Dataset items:
* * *
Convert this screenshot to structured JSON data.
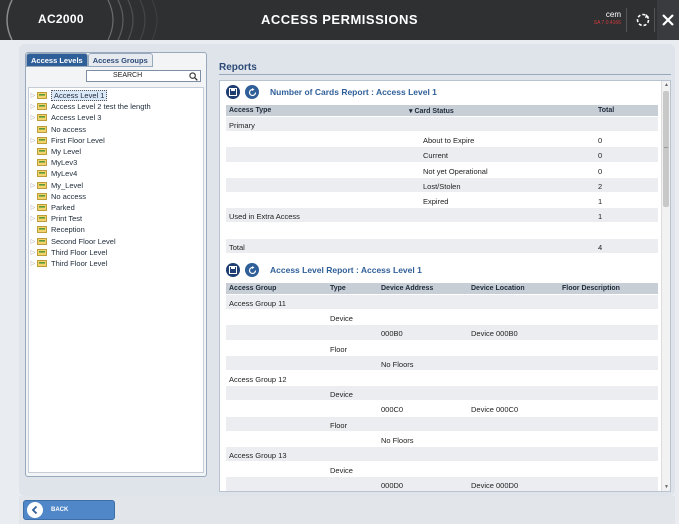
{
  "header": {
    "app_name": "AC2000",
    "title": "ACCESS PERMISSIONS",
    "cem_name": "cem",
    "cem_version": "SA 7.0.4166",
    "close_label": "✕"
  },
  "left_panel": {
    "tabs": [
      "Access Levels",
      "Access Groups"
    ],
    "search_value": "SEARCH",
    "tree_items": [
      {
        "label": "Access Level 1",
        "expandable": true
      },
      {
        "label": "Access Level 2 test the length",
        "expandable": true
      },
      {
        "label": "Access Level 3",
        "expandable": true
      },
      {
        "label": "No access",
        "expandable": false
      },
      {
        "label": "First Floor Level",
        "expandable": true
      },
      {
        "label": "My Level",
        "expandable": false
      },
      {
        "label": "MyLev3",
        "expandable": false
      },
      {
        "label": "MyLev4",
        "expandable": false
      },
      {
        "label": "My_Level",
        "expandable": true
      },
      {
        "label": "No access",
        "expandable": false
      },
      {
        "label": "Parked",
        "expandable": true
      },
      {
        "label": "Print Test",
        "expandable": true
      },
      {
        "label": "Reception",
        "expandable": false
      },
      {
        "label": "Second Floor Level",
        "expandable": true
      },
      {
        "label": "Third Floor Level",
        "expandable": true
      },
      {
        "label": "Third Floor Level",
        "expandable": true
      }
    ]
  },
  "reports": {
    "label": "Reports",
    "cards_report": {
      "title": "Number of Cards Report : Access Level 1",
      "columns": [
        "Access Type",
        "▾ Card Status",
        "Total"
      ],
      "rows": [
        [
          "Primary",
          "",
          ""
        ],
        [
          "",
          "About to Expire",
          "0"
        ],
        [
          "",
          "Current",
          "0"
        ],
        [
          "",
          "Not yet Operational",
          "0"
        ],
        [
          "",
          "Lost/Stolen",
          "2"
        ],
        [
          "",
          "Expired",
          "1"
        ],
        [
          "Used in Extra Access",
          "",
          "1"
        ],
        [
          "",
          "",
          ""
        ],
        [
          "Total",
          "",
          "4"
        ]
      ]
    },
    "level_report": {
      "title": "Access Level Report : Access Level 1",
      "columns": [
        "Access Group",
        "Type",
        "Device Address",
        "Device Location",
        "Floor Description"
      ],
      "rows": [
        [
          "Access Group 11",
          "",
          "",
          "",
          ""
        ],
        [
          "",
          "Device",
          "",
          "",
          ""
        ],
        [
          "",
          "",
          "000B0",
          "Device 000B0",
          ""
        ],
        [
          "",
          "Floor",
          "",
          "",
          ""
        ],
        [
          "",
          "",
          "No Floors",
          "",
          ""
        ],
        [
          "Access Group 12",
          "",
          "",
          "",
          ""
        ],
        [
          "",
          "Device",
          "",
          "",
          ""
        ],
        [
          "",
          "",
          "000C0",
          "Device 000C0",
          ""
        ],
        [
          "",
          "Floor",
          "",
          "",
          ""
        ],
        [
          "",
          "",
          "No Floors",
          "",
          ""
        ],
        [
          "Access Group 13",
          "",
          "",
          "",
          ""
        ],
        [
          "",
          "Device",
          "",
          "",
          ""
        ],
        [
          "",
          "",
          "000D0",
          "Device 000D0",
          ""
        ]
      ]
    }
  },
  "footer": {
    "back_label": "BACK"
  },
  "colors": {
    "header_bg": "#2f3032",
    "accent": "#2f5f99",
    "button": "#4f87c9"
  }
}
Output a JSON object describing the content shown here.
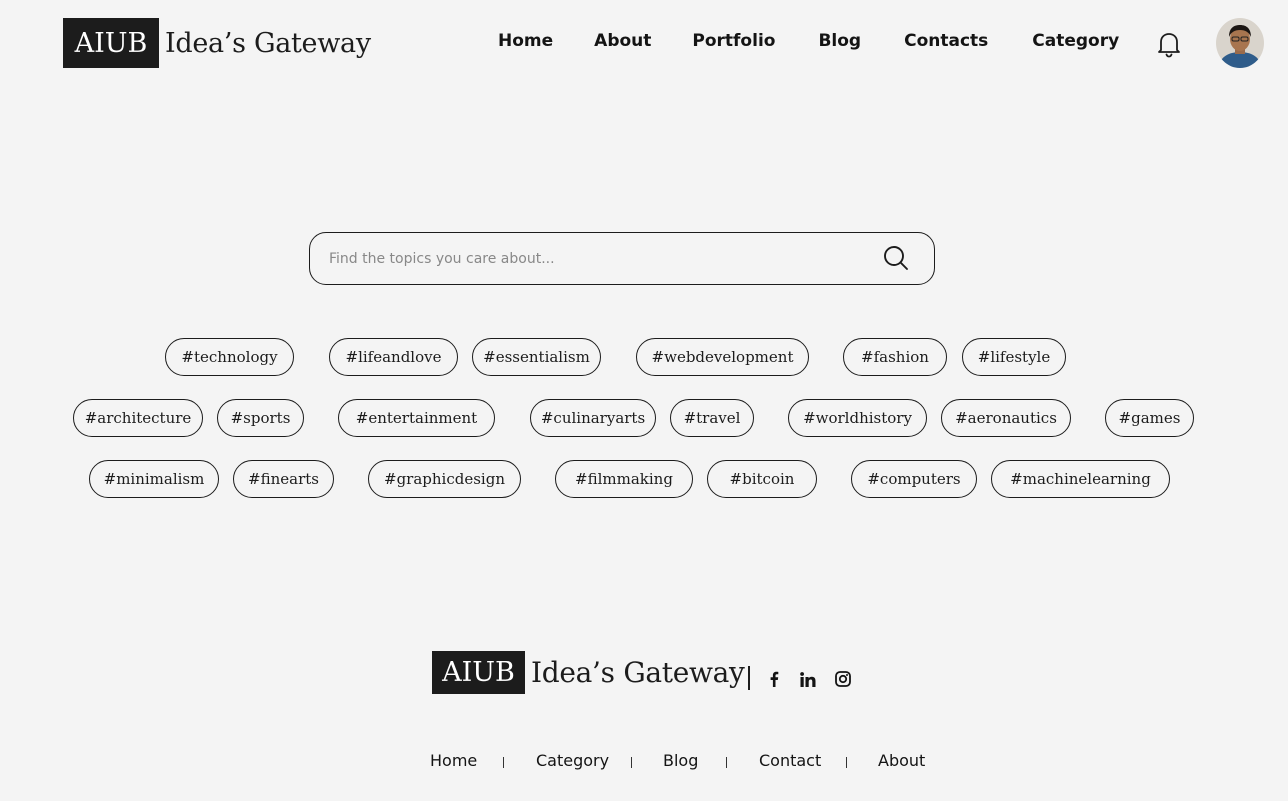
* * *
## Work to complete
Every line of the data should be copied as it stands, without the images.

## The answer
Convert this screenshot to structured JSON data.
{
  "header": {
    "app_name": "AC2000",
    "title": "ACCESS PERMISSIONS",
    "cem_name": "cem",
    "cem_version": "SA 7.0.4166",
    "close_label": "✕"
  },
  "left_panel": {
    "tabs": [
      "Access Levels",
      "Access Groups"
    ],
    "search_value": "SEARCH",
    "tree_items": [
      {
        "label": "Access Level 1",
        "expandable": true
      },
      {
        "label": "Access Level 2 test the length",
        "expandable": true
      },
      {
        "label": "Access Level 3",
        "expandable": true
      },
      {
        "label": "No access",
        "expandable": false
      },
      {
        "label": "First Floor Level",
        "expandable": true
      },
      {
        "label": "My Level",
        "expandable": false
      },
      {
        "label": "MyLev3",
        "expandable": false
      },
      {
        "label": "MyLev4",
        "expandable": false
      },
      {
        "label": "My_Level",
        "expandable": true
      },
      {
        "label": "No access",
        "expandable": false
      },
      {
        "label": "Parked",
        "expandable": true
      },
      {
        "label": "Print Test",
        "expandable": true
      },
      {
        "label": "Reception",
        "expandable": false
      },
      {
        "label": "Second Floor Level",
        "expandable": true
      },
      {
        "label": "Third Floor Level",
        "expandable": true
      },
      {
        "label": "Third Floor Level",
        "expandable": true
      }
    ]
  },
  "reports": {
    "label": "Reports",
    "cards_report": {
      "title": "Number of Cards Report : Access Level 1",
      "columns": [
        "Access Type",
        "▾ Card Status",
        "Total"
      ],
      "rows": [
        [
          "Primary",
          "",
          ""
        ],
        [
          "",
          "About to Expire",
          "0"
        ],
        [
          "",
          "Current",
          "0"
        ],
        [
          "",
          "Not yet Operational",
          "0"
        ],
        [
          "",
          "Lost/Stolen",
          "2"
        ],
        [
          "",
          "Expired",
          "1"
        ],
        [
          "Used in Extra Access",
          "",
          "1"
        ],
        [
          "",
          "",
          ""
        ],
        [
          "Total",
          "",
          "4"
        ]
      ]
    },
    "level_report": {
      "title": "Access Level Report : Access Level 1",
      "columns": [
        "Access Group",
        "Type",
        "Device Address",
        "Device Location",
        "Floor Description"
      ],
      "rows": [
        [
          "Access Group 11",
          "",
          "",
          "",
          ""
        ],
        [
          "",
          "Device",
          "",
          "",
          ""
        ],
        [
          "",
          "",
          "000B0",
          "Device 000B0",
          ""
        ],
        [
          "",
          "Floor",
          "",
          "",
          ""
        ],
        [
          "",
          "",
          "No Floors",
          "",
          ""
        ],
        [
          "Access Group 12",
          "",
          "",
          "",
          ""
        ],
        [
          "",
          "Device",
          "",
          "",
          ""
        ],
        [
          "",
          "",
          "000C0",
          "Device 000C0",
          ""
        ],
        [
          "",
          "Floor",
          "",
          "",
          ""
        ],
        [
          "",
          "",
          "No Floors",
          "",
          ""
        ],
        [
          "Access Group 13",
          "",
          "",
          "",
          ""
        ],
        [
          "",
          "Device",
          "",
          "",
          ""
        ],
        [
          "",
          "",
          "000D0",
          "Device 000D0",
          ""
        ]
      ]
    }
  },
  "footer": {
    "back_label": "BACK"
  },
  "colors": {
    "header_bg": "#2f3032",
    "accent": "#2f5f99",
    "button": "#4f87c9"
  }
}
Output a JSON object describing the content shown here.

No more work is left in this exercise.